_EXERCISE_: List the lines of this listing that hold the word "Consumption".

++++++++++

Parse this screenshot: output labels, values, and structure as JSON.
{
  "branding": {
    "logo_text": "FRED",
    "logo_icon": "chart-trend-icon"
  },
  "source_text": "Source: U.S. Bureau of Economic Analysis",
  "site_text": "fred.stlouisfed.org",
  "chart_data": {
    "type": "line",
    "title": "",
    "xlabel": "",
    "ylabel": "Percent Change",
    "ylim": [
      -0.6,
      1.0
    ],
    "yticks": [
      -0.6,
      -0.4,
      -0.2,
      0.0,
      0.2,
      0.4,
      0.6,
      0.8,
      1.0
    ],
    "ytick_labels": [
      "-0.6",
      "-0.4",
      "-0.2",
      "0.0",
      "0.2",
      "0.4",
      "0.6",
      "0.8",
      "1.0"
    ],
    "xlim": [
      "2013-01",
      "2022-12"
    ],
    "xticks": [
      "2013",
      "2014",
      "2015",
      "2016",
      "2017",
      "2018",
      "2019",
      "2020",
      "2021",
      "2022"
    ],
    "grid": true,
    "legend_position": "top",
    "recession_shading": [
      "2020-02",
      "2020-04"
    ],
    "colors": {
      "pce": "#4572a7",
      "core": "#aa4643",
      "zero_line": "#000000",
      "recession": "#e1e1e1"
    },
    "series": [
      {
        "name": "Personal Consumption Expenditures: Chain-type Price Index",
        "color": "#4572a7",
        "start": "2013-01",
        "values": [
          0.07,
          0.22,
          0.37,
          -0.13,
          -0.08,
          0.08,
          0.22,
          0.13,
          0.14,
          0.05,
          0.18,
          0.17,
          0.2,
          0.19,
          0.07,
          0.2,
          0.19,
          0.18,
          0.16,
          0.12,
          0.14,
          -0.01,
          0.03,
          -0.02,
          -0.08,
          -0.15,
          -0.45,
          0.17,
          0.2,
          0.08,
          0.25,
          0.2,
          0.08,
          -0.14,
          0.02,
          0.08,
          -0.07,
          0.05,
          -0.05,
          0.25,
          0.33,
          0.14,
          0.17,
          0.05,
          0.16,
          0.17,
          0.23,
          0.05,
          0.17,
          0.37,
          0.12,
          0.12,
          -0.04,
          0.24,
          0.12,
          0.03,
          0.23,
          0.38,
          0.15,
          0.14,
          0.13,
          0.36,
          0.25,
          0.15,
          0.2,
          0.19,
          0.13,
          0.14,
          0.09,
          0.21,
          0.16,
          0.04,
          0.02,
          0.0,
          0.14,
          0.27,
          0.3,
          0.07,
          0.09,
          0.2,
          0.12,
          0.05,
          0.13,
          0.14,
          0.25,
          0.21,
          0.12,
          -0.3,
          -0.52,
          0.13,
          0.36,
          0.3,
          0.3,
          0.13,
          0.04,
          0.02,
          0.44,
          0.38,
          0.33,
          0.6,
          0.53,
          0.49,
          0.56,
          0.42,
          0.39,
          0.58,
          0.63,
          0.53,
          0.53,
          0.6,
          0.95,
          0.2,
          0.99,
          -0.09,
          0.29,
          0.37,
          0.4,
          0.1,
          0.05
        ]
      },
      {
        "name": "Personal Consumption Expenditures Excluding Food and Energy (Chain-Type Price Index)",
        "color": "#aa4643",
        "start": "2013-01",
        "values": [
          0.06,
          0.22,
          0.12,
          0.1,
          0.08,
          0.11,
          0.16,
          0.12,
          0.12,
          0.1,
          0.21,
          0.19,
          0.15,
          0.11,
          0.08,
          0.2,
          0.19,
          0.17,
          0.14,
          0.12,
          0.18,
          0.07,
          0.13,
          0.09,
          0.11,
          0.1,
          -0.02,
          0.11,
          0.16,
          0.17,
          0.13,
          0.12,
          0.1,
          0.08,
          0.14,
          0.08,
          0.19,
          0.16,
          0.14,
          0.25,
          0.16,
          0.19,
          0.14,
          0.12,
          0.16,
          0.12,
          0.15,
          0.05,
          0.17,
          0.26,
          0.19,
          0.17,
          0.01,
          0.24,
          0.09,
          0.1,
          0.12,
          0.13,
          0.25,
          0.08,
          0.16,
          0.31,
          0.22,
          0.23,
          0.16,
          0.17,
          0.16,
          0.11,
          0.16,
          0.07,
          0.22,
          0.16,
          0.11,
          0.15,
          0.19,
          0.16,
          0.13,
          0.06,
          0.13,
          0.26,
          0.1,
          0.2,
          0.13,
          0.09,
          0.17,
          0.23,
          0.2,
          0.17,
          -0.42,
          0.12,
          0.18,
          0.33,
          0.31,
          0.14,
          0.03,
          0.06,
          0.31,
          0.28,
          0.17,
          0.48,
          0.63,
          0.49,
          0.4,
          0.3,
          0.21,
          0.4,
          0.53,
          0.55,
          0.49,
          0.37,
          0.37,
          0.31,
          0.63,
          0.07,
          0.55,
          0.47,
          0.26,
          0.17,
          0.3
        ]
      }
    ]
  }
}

++++++++++

_FULL RESPONSE_:
        "name": "Personal Consumption Expenditures: Chain-type Price Index",
        "name": "Personal Consumption Expenditures Excluding Food and Energy (Chain-Type Price Index)",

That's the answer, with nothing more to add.